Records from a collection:
--- START ---

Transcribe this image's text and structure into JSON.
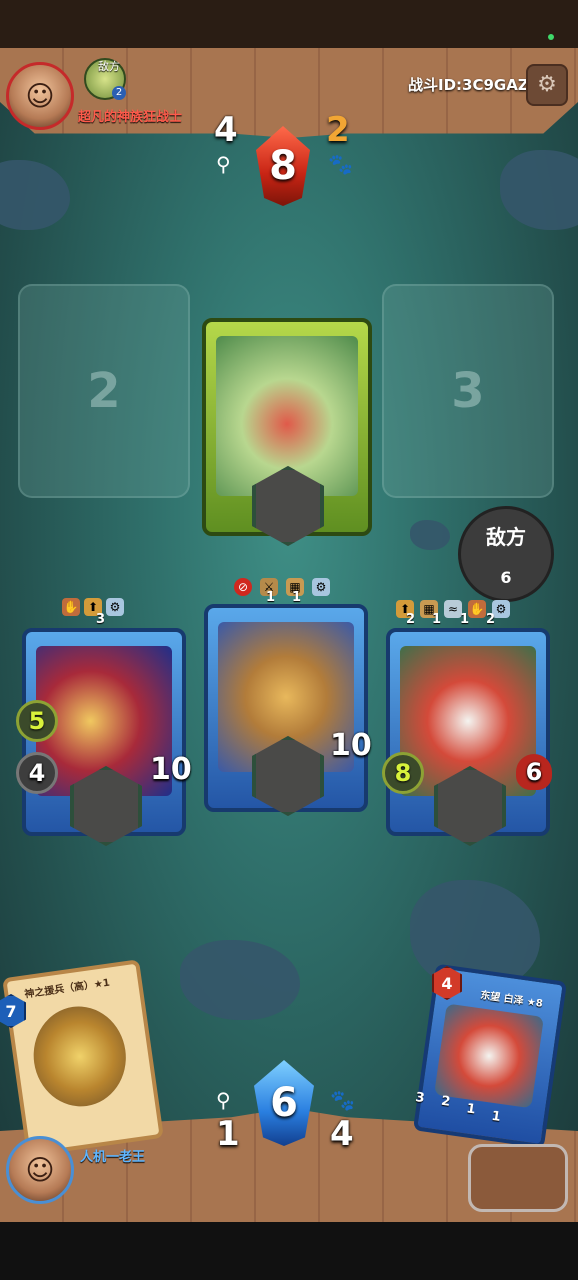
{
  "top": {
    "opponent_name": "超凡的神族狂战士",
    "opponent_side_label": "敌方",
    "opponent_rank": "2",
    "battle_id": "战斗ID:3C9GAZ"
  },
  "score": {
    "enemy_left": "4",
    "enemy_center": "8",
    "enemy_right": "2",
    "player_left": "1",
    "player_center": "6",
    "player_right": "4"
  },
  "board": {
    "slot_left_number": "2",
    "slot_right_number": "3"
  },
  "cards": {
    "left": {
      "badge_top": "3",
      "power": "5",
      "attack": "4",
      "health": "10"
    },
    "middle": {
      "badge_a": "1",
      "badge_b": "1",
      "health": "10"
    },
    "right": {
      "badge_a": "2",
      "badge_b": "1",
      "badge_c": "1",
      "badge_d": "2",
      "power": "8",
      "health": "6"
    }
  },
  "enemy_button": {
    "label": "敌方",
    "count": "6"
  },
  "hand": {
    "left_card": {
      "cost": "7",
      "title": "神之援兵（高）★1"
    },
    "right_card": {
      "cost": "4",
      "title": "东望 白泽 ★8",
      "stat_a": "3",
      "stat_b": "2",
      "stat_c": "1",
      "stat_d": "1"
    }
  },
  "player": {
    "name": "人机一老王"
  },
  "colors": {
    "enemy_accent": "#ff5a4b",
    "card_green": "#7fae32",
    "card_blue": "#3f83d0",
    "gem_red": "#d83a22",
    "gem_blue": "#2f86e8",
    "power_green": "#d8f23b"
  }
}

--- END ---
--- START ---

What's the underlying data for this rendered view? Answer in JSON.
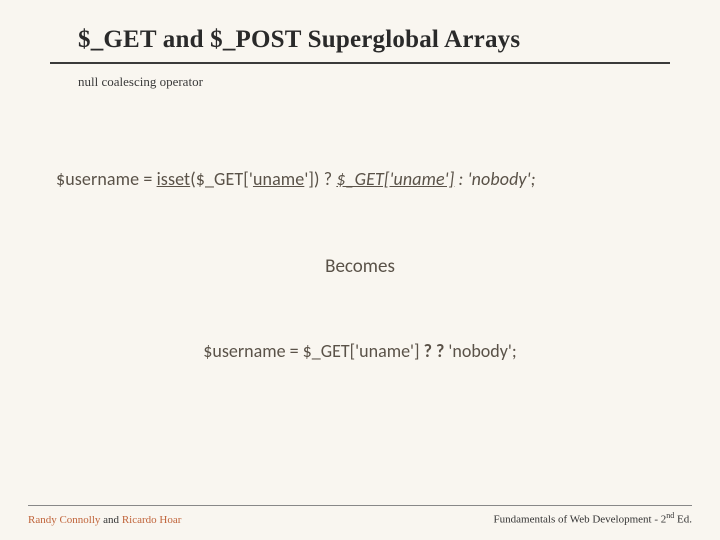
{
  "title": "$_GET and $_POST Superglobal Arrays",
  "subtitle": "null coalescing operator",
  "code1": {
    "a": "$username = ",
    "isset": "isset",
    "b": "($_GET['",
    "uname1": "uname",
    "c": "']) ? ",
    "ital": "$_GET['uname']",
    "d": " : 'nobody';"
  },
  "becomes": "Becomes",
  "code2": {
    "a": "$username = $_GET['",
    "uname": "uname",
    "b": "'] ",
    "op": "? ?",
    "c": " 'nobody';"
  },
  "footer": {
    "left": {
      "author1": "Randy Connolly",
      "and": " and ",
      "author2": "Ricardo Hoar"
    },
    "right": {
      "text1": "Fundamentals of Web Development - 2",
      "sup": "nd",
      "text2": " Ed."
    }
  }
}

--- END ---

• **Instruction**: Find each line holding the string "this" and copy it out.

• **Reply**:
Transcribe this image's text and structure into JSON.
What's the underlying data for this rendered view? Answer in JSON.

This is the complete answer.